Filter out everything except lines holding "JSON".

==================================================

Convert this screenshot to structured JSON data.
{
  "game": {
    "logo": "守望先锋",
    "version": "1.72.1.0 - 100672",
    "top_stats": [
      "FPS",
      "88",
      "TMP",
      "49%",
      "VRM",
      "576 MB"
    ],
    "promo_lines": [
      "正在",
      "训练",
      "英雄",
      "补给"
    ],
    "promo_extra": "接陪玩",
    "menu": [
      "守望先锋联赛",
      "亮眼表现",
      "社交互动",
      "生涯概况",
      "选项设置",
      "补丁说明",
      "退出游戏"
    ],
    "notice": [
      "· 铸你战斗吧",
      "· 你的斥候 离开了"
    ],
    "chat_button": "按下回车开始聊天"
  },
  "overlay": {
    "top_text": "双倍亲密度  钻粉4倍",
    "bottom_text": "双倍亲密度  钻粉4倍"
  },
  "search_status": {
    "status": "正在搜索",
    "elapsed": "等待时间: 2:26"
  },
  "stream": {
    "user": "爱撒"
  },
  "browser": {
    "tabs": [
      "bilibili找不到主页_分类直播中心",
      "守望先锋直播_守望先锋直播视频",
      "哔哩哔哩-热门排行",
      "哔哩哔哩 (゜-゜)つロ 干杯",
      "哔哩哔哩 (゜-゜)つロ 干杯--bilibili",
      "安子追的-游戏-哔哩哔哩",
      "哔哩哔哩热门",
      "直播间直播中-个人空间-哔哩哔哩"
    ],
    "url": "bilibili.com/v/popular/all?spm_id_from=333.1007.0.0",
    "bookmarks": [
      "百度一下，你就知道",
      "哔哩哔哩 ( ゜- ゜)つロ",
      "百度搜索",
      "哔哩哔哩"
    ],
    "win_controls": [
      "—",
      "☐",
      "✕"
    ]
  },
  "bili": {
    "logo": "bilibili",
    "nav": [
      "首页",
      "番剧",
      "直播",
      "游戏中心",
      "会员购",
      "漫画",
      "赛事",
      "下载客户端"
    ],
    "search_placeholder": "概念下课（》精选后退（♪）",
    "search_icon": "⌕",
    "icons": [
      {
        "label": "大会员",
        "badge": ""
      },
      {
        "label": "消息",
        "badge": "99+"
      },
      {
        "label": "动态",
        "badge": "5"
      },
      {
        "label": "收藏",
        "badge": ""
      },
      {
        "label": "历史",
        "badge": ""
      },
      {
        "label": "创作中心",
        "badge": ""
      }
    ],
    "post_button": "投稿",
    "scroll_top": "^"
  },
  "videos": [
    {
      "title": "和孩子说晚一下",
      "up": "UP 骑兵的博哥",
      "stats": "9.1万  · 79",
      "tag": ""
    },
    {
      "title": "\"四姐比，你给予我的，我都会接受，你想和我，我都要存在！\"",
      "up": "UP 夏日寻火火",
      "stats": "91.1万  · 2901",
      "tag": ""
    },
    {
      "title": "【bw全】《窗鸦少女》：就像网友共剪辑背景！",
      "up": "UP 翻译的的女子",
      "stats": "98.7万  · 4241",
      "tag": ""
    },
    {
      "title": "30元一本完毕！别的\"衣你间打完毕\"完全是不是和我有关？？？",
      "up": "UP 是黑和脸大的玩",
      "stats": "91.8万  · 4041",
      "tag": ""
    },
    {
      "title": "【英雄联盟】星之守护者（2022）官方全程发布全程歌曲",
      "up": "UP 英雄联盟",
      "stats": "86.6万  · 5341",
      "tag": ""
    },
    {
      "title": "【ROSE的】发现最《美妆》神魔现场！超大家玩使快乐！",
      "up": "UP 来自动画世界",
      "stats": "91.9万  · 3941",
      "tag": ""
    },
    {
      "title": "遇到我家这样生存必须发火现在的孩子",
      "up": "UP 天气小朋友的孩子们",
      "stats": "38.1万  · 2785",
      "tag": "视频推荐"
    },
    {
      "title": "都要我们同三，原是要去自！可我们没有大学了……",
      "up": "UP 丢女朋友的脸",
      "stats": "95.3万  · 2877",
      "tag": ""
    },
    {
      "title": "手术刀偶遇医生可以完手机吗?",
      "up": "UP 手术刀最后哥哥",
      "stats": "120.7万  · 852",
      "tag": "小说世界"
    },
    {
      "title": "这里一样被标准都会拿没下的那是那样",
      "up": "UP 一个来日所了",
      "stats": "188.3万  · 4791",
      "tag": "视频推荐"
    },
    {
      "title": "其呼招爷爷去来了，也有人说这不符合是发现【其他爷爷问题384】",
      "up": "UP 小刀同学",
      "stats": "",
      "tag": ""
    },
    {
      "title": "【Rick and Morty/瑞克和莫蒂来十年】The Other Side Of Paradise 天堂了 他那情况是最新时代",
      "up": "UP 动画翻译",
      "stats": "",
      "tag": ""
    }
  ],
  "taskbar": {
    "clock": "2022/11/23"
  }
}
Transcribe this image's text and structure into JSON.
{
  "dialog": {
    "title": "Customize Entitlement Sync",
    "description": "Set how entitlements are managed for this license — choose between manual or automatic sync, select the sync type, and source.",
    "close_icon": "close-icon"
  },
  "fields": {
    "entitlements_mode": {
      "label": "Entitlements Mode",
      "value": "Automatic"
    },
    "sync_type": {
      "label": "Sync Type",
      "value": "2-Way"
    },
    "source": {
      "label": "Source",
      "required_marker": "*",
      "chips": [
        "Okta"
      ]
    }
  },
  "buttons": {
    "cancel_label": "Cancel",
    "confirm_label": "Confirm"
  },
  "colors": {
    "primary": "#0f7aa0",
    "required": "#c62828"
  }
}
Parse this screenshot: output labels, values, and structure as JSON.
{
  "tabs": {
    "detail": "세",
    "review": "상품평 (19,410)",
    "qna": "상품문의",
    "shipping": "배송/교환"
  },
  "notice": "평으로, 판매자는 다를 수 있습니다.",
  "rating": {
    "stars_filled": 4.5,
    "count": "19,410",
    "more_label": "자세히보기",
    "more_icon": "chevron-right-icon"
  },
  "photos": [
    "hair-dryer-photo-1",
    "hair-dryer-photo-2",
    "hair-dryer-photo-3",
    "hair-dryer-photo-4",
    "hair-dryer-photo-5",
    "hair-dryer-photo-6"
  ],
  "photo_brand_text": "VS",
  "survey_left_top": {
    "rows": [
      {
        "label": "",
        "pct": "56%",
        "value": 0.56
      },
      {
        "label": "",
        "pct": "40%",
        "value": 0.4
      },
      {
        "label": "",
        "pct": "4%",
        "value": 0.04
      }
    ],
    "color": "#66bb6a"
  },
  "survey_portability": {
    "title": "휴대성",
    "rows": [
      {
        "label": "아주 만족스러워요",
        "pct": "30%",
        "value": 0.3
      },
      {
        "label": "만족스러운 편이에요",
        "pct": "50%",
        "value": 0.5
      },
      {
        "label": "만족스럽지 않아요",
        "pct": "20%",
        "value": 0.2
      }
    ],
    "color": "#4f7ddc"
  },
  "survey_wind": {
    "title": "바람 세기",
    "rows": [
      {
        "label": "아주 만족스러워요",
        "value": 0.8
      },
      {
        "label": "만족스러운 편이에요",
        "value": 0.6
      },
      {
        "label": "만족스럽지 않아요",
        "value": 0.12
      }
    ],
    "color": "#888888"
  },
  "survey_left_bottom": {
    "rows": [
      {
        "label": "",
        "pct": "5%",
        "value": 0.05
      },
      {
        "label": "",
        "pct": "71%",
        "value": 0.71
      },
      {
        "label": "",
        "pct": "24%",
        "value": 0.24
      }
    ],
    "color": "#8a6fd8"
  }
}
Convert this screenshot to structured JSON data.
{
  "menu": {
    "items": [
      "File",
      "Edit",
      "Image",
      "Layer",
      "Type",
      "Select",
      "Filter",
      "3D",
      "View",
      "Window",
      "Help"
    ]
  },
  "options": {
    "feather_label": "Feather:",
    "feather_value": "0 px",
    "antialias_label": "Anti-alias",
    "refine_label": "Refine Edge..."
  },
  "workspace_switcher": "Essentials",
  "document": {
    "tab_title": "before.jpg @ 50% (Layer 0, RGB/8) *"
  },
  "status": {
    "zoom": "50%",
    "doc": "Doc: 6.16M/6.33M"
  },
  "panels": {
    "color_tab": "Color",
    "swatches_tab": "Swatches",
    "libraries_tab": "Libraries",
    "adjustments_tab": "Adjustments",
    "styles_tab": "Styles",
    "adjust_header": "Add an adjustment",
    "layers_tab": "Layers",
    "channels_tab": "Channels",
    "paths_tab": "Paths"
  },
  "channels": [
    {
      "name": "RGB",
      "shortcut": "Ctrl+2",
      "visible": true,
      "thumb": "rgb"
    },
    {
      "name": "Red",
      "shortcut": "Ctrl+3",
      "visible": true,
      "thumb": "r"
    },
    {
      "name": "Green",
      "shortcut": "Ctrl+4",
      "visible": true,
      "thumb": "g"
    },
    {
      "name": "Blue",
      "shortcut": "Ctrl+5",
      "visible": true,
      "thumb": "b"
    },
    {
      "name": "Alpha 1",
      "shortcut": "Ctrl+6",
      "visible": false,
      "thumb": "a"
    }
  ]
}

==================================================

- Complete output:
Convert this screenshot to structured JSON data.
Transcribe this image's text and structure into JSON.
Parse this screenshot: output labels, values, and structure as JSON.
Convert this screenshot to structured JSON data.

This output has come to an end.